> DIRECTIONS FOR THIS TASK
Return the data exactly, with all pictures removed.

[Dataset entries]
————————

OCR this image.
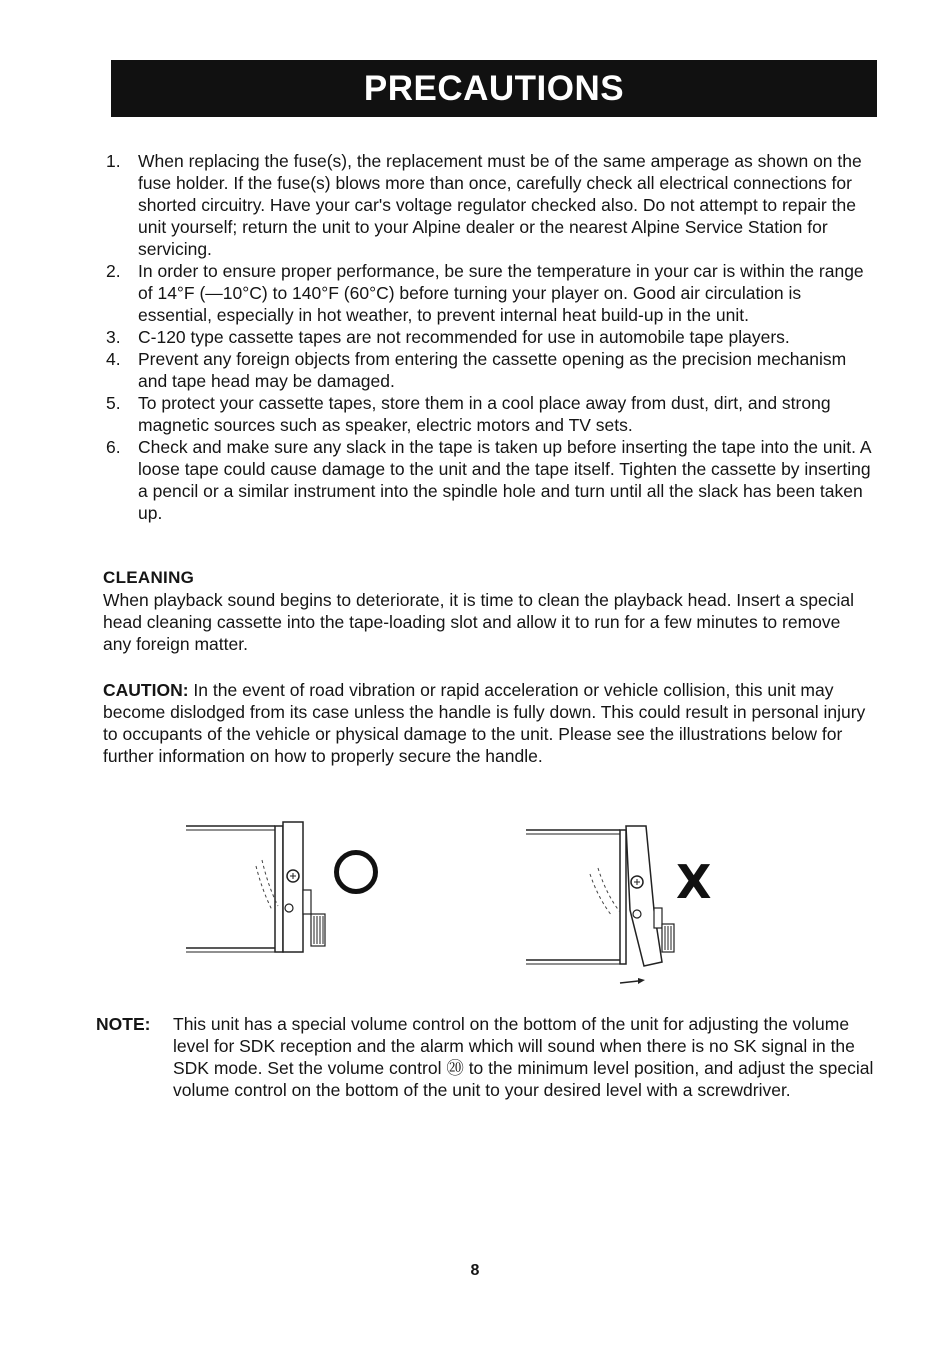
PRECAUTIONS
1. When replacing the fuse(s), the replacement must be of the same amperage as shown on the fuse holder. If the fuse(s) blows more than once, carefully check all electrical connections for shorted circuitry. Have your car's voltage regulator checked also. Do not attempt to repair the unit yourself; return the unit to your Alpine dealer or the nearest Alpine Service Station for servicing.
2. In order to ensure proper performance, be sure the temperature in your car is within the range of 14°F (—10°C) to 140°F (60°C) before turning your player on. Good air circulation is essential, especially in hot weather, to prevent internal heat build-up in the unit.
3. C-120 type cassette tapes are not recommended for use in automobile tape players.
4. Prevent any foreign objects from entering the cassette opening as the precision mechanism and tape head may be damaged.
5. To protect your cassette tapes, store them in a cool place away from dust, dirt, and strong magnetic sources such as speaker, electric motors and TV sets.
6. Check and make sure any slack in the tape is taken up before inserting the tape into the unit. A loose tape could cause damage to the unit and the tape itself. Tighten the cassette by inserting a pencil or a similar instrument into the spindle hole and turn until all the slack has been taken up.
CLEANING
When playback sound begins to deteriorate, it is time to clean the playback head. Insert a special head cleaning cassette into the tape-loading slot and allow it to run for a few minutes to remove any foreign matter.
CAUTION: In the event of road vibration or rapid acceleration or vehicle collision, this unit may become dislodged from its case unless the handle is fully down. This could result in personal injury to occupants of the vehicle or physical damage to the unit. Please see the illustrations below for further information on how to properly secure the handle.
X
NOTE:	This unit has a special volume control on the bottom of the unit for adjusting the volume level for SDK reception and the alarm which will sound when there is no SK signal in the SDK mode. Set the volume control ⑳ to the minimum level position, and adjust the special volume control on the bottom of the unit to your desired level with a screwdriver.
8
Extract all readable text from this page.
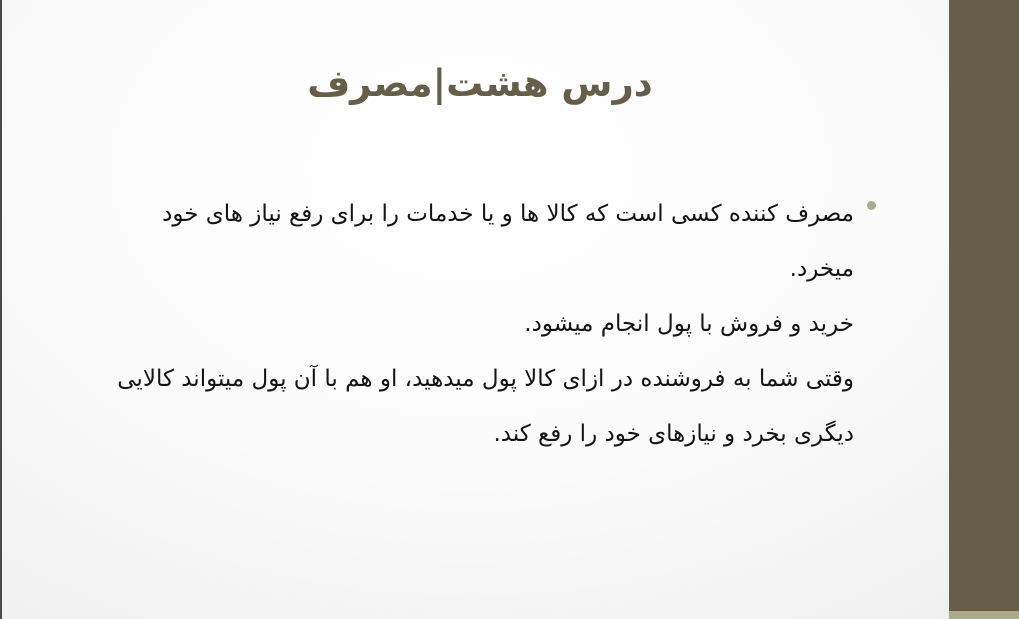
درس هشت|مصرف
مصرف کننده کسی است که کالا ها و یا خدمات را برای رفع نیاز های خود میخرد.
خرید و فروش با پول انجام میشود.
وقتی شما به فروشنده در ازای کالا پول میدهید، او هم با آن پول میتواند کالایی دیگری بخرد و نیازهای خود را رفع کند.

————————

> COMPLETED EXERCISE
OCR this image.
PRECAUTIONS
1. When replacing the fuse(s), the replacement must be of the same amperage as shown on the fuse holder. If the fuse(s) blows more than once, carefully check all electrical connections for shorted circuitry. Have your car's voltage regulator checked also. Do not attempt to repair the unit yourself; return the unit to your Alpine dealer or the nearest Alpine Service Station for servicing.
2. In order to ensure proper performance, be sure the temperature in your car is within the range of 14°F (—10°C) to 140°F (60°C) before turning your player on. Good air circulation is essential, especially in hot weather, to prevent internal heat build-up in the unit.
3. C-120 type cassette tapes are not recommended for use in automobile tape players.
4. Prevent any foreign objects from entering the cassette opening as the precision mechanism and tape head may be damaged.
5. To protect your cassette tapes, store them in a cool place away from dust, dirt, and strong magnetic sources such as speaker, electric motors and TV sets.
6. Check and make sure any slack in the tape is taken up before inserting the tape into the unit. A loose tape could cause damage to the unit and the tape itself. Tighten the cassette by inserting a pencil or a similar instrument into the spindle hole and turn until all the slack has been taken up.
CLEANING
When playback sound begins to deteriorate, it is time to clean the playback head. Insert a special head cleaning cassette into the tape-loading slot and allow it to run for a few minutes to remove any foreign matter.
CAUTION: In the event of road vibration or rapid acceleration or vehicle collision, this unit may become dislodged from its case unless the handle is fully down. This could result in personal injury to occupants of the vehicle or physical damage to the unit. Please see the illustrations below for further information on how to properly secure the handle.
X
NOTE:	This unit has a special volume control on the bottom of the unit for adjusting the volume level for SDK reception and the alarm which will sound when there is no SK signal in the SDK mode. Set the volume control ⑳ to the minimum level position, and adjust the special volume control on the bottom of the unit to your desired level with a screwdriver.
8
Extract all readable text from this page.
درس هشت|مصرف
مصرف کننده کسی است که کالا ها و یا خدمات را برای رفع نیاز های خود میخرد.
خرید و فروش با پول انجام میشود.
وقتی شما به فروشنده در ازای کالا پول میدهید، او هم با آن پول میتواند کالایی دیگری بخرد و نیازهای خود را رفع کند.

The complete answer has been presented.